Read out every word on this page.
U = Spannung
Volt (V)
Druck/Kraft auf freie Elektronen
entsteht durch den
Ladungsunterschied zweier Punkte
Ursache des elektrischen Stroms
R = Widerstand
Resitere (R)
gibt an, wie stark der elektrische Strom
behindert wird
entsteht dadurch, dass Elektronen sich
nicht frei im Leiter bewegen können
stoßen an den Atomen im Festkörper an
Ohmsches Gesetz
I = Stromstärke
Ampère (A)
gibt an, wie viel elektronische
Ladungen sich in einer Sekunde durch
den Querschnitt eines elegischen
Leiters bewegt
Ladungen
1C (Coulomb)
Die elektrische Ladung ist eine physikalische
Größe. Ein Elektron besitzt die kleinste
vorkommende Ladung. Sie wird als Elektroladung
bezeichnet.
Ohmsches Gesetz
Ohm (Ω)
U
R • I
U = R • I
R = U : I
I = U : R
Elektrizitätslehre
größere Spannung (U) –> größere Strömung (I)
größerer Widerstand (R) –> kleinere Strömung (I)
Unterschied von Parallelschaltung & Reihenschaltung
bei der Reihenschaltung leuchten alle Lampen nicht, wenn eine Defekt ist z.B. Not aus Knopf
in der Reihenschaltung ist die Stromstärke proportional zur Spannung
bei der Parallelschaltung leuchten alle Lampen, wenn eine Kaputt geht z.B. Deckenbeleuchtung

________________

#### [DIRECTION]
All of the material must be reproduced exactly.

#### [PROBLEM SOLUTION]
Read out every word on this page.
U = Spannung
Volt (V)
Druck/Kraft auf freie Elektronen
entsteht durch den
Ladungsunterschied zweier Punkte
Ursache des elektrischen Stroms
R = Widerstand
Resitere (R)
gibt an, wie stark der elektrische Strom
behindert wird
entsteht dadurch, dass Elektronen sich
nicht frei im Leiter bewegen können
stoßen an den Atomen im Festkörper an
Ohmsches Gesetz
I = Stromstärke
Ampère (A)
gibt an, wie viel elektronische
Ladungen sich in einer Sekunde durch
den Querschnitt eines elegischen
Leiters bewegt
Ladungen
1C (Coulomb)
Die elektrische Ladung ist eine physikalische
Größe. Ein Elektron besitzt die kleinste
vorkommende Ladung. Sie wird als Elektroladung
bezeichnet.
Ohmsches Gesetz
Ohm (Ω)
U
R • I
U = R • I
R = U : I
I = U : R
Elektrizitätslehre
größere Spannung (U) –> größere Strömung (I)
größerer Widerstand (R) –> kleinere Strömung (I)
Unterschied von Parallelschaltung & Reihenschaltung
bei der Reihenschaltung leuchten alle Lampen nicht, wenn eine Defekt ist z.B. Not aus Knopf
in der Reihenschaltung ist die Stromstärke proportional zur Spannung
bei der Parallelschaltung leuchten alle Lampen, wenn eine Kaputt geht z.B. Deckenbeleuchtung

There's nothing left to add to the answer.